## BEGIN

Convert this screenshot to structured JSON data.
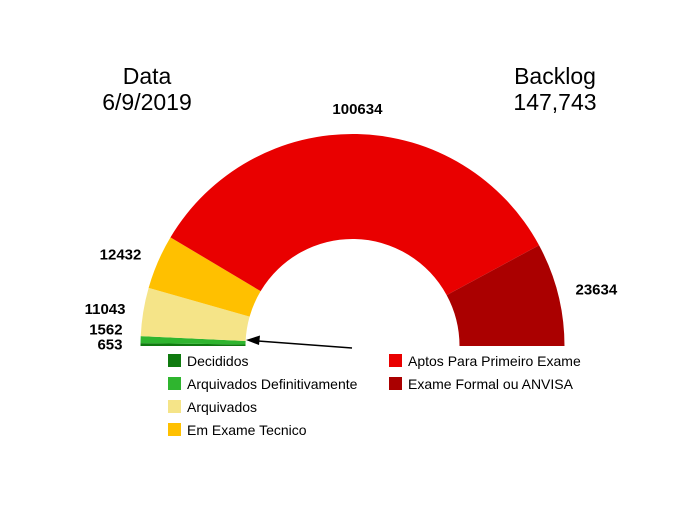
{
  "header": {
    "date_label": "Data",
    "date_value": "6/9/2019",
    "backlog_label": "Backlog",
    "backlog_value": "147,743"
  },
  "chart_data": {
    "type": "pie",
    "variant": "half-donut-gauge",
    "title": "Backlog",
    "total_backlog": 147743,
    "start_angle_deg": 180,
    "end_angle_deg": 0,
    "legend_position": "bottom",
    "segments": [
      {
        "label": "Decididos",
        "value": 653,
        "color": "#0F7A0F"
      },
      {
        "label": "Arquivados Definitivamente",
        "value": 1562,
        "color": "#2FB52F"
      },
      {
        "label": "Arquivados",
        "value": 11043,
        "color": "#F5E488"
      },
      {
        "label": "Em Exame Tecnico",
        "value": 12432,
        "color": "#FFC000"
      },
      {
        "label": "Aptos Para Primeiro Exame",
        "value": 100634,
        "color": "#E90000"
      },
      {
        "label": "Exame Formal ou ANVISA",
        "value": 23634,
        "color": "#AA0000"
      }
    ],
    "legend_columns": {
      "left": [
        0,
        1,
        2,
        3
      ],
      "right": [
        4,
        5
      ]
    }
  }
}
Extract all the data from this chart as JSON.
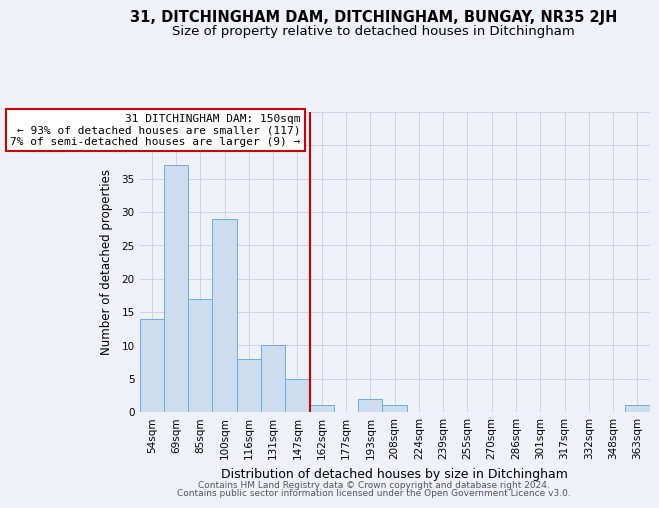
{
  "title": "31, DITCHINGHAM DAM, DITCHINGHAM, BUNGAY, NR35 2JH",
  "subtitle": "Size of property relative to detached houses in Ditchingham",
  "xlabel": "Distribution of detached houses by size in Ditchingham",
  "ylabel": "Number of detached properties",
  "bin_labels": [
    "54sqm",
    "69sqm",
    "85sqm",
    "100sqm",
    "116sqm",
    "131sqm",
    "147sqm",
    "162sqm",
    "177sqm",
    "193sqm",
    "208sqm",
    "224sqm",
    "239sqm",
    "255sqm",
    "270sqm",
    "286sqm",
    "301sqm",
    "317sqm",
    "332sqm",
    "348sqm",
    "363sqm"
  ],
  "bin_values": [
    14,
    37,
    17,
    29,
    8,
    10,
    5,
    1,
    0,
    2,
    1,
    0,
    0,
    0,
    0,
    0,
    0,
    0,
    0,
    0,
    1
  ],
  "bar_color": "#ccddf0",
  "bar_edge_color": "#6baed6",
  "red_line_index": 6,
  "annotation_title": "31 DITCHINGHAM DAM: 150sqm",
  "annotation_line1": "← 93% of detached houses are smaller (117)",
  "annotation_line2": "7% of semi-detached houses are larger (9) →",
  "annotation_box_edge": "#cc0000",
  "ylim": [
    0,
    45
  ],
  "yticks": [
    0,
    5,
    10,
    15,
    20,
    25,
    30,
    35,
    40,
    45
  ],
  "footer1": "Contains HM Land Registry data © Crown copyright and database right 2024.",
  "footer2": "Contains public sector information licensed under the Open Government Licence v3.0.",
  "background_color": "#eef2f8",
  "grid_color": "#c8cfe0",
  "title_fontsize": 10.5,
  "subtitle_fontsize": 9.5,
  "xlabel_fontsize": 9,
  "ylabel_fontsize": 8.5,
  "tick_fontsize": 7.5,
  "footer_fontsize": 6.5
}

## END

Aim of the exercise>
Without including any picture, retype the entries exactly.

Response to the task>
Convert this screenshot to structured JSON data.
{
  "header": {
    "date_label": "Data",
    "date_value": "6/9/2019",
    "backlog_label": "Backlog",
    "backlog_value": "147,743"
  },
  "chart_data": {
    "type": "pie",
    "variant": "half-donut-gauge",
    "title": "Backlog",
    "total_backlog": 147743,
    "start_angle_deg": 180,
    "end_angle_deg": 0,
    "legend_position": "bottom",
    "segments": [
      {
        "label": "Decididos",
        "value": 653,
        "color": "#0F7A0F"
      },
      {
        "label": "Arquivados Definitivamente",
        "value": 1562,
        "color": "#2FB52F"
      },
      {
        "label": "Arquivados",
        "value": 11043,
        "color": "#F5E488"
      },
      {
        "label": "Em Exame Tecnico",
        "value": 12432,
        "color": "#FFC000"
      },
      {
        "label": "Aptos Para Primeiro Exame",
        "value": 100634,
        "color": "#E90000"
      },
      {
        "label": "Exame Formal ou ANVISA",
        "value": 23634,
        "color": "#AA0000"
      }
    ],
    "legend_columns": {
      "left": [
        0,
        1,
        2,
        3
      ],
      "right": [
        4,
        5
      ]
    }
  }
}
Extract all the data from this chart as JSON.
{
  "title": "31, DITCHINGHAM DAM, DITCHINGHAM, BUNGAY, NR35 2JH",
  "subtitle": "Size of property relative to detached houses in Ditchingham",
  "xlabel": "Distribution of detached houses by size in Ditchingham",
  "ylabel": "Number of detached properties",
  "bin_labels": [
    "54sqm",
    "69sqm",
    "85sqm",
    "100sqm",
    "116sqm",
    "131sqm",
    "147sqm",
    "162sqm",
    "177sqm",
    "193sqm",
    "208sqm",
    "224sqm",
    "239sqm",
    "255sqm",
    "270sqm",
    "286sqm",
    "301sqm",
    "317sqm",
    "332sqm",
    "348sqm",
    "363sqm"
  ],
  "bin_values": [
    14,
    37,
    17,
    29,
    8,
    10,
    5,
    1,
    0,
    2,
    1,
    0,
    0,
    0,
    0,
    0,
    0,
    0,
    0,
    0,
    1
  ],
  "bar_color": "#ccddf0",
  "bar_edge_color": "#6baed6",
  "red_line_index": 6,
  "annotation_title": "31 DITCHINGHAM DAM: 150sqm",
  "annotation_line1": "← 93% of detached houses are smaller (117)",
  "annotation_line2": "7% of semi-detached houses are larger (9) →",
  "annotation_box_edge": "#cc0000",
  "ylim": [
    0,
    45
  ],
  "yticks": [
    0,
    5,
    10,
    15,
    20,
    25,
    30,
    35,
    40,
    45
  ],
  "footer1": "Contains HM Land Registry data © Crown copyright and database right 2024.",
  "footer2": "Contains public sector information licensed under the Open Government Licence v3.0.",
  "background_color": "#eef2f8",
  "grid_color": "#c8cfe0",
  "title_fontsize": 10.5,
  "subtitle_fontsize": 9.5,
  "xlabel_fontsize": 9,
  "ylabel_fontsize": 8.5,
  "tick_fontsize": 7.5,
  "footer_fontsize": 6.5
}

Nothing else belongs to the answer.